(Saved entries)
## START

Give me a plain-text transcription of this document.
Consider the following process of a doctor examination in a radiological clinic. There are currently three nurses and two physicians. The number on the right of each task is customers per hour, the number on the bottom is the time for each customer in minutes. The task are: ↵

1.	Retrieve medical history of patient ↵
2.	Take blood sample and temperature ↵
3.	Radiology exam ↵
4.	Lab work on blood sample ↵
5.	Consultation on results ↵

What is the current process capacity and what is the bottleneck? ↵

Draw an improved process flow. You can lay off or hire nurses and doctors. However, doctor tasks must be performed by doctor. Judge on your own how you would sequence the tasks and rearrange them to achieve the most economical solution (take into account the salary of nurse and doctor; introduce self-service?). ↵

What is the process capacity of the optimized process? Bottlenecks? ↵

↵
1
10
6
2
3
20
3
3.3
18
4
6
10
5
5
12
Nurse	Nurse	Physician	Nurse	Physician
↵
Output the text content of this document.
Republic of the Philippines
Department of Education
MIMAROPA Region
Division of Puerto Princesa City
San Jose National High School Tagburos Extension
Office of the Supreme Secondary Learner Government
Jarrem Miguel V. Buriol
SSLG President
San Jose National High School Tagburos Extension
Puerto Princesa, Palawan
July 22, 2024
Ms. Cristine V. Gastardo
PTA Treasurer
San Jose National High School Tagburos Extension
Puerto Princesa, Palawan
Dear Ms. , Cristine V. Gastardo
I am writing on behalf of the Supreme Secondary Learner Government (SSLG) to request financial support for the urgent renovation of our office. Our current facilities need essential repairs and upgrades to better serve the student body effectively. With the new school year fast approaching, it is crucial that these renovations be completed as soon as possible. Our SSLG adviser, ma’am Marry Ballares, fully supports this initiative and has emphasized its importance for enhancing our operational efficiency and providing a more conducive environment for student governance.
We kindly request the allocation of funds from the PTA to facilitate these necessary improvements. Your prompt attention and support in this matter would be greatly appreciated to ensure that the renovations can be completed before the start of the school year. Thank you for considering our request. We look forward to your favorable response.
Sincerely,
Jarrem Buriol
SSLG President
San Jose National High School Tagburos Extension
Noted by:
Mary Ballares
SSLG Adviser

## END

What you have to do => Reproduce the final stretch of the data above: every line from the one holding "Output the text content of this document." through the end, inclusive, exactly as written and nothing else.

Answer below =>
Output the text content of this document.
Republic of the Philippines
Department of Education
MIMAROPA Region
Division of Puerto Princesa City
San Jose National High School Tagburos Extension
Office of the Supreme Secondary Learner Government
Jarrem Miguel V. Buriol
SSLG President
San Jose National High School Tagburos Extension
Puerto Princesa, Palawan
July 22, 2024
Ms. Cristine V. Gastardo
PTA Treasurer
San Jose National High School Tagburos Extension
Puerto Princesa, Palawan
Dear Ms. , Cristine V. Gastardo
I am writing on behalf of the Supreme Secondary Learner Government (SSLG) to request financial support for the urgent renovation of our office. Our current facilities need essential repairs and upgrades to better serve the student body effectively. With the new school year fast approaching, it is crucial that these renovations be completed as soon as possible. Our SSLG adviser, ma’am Marry Ballares, fully supports this initiative and has emphasized its importance for enhancing our operational efficiency and providing a more conducive environment for student governance.
We kindly request the allocation of funds from the PTA to facilitate these necessary improvements. Your prompt attention and support in this matter would be greatly appreciated to ensure that the renovations can be completed before the start of the school year. Thank you for considering our request. We look forward to your favorable response.
Sincerely,
Jarrem Buriol
SSLG President
San Jose National High School Tagburos Extension
Noted by:
Mary Ballares
SSLG Adviser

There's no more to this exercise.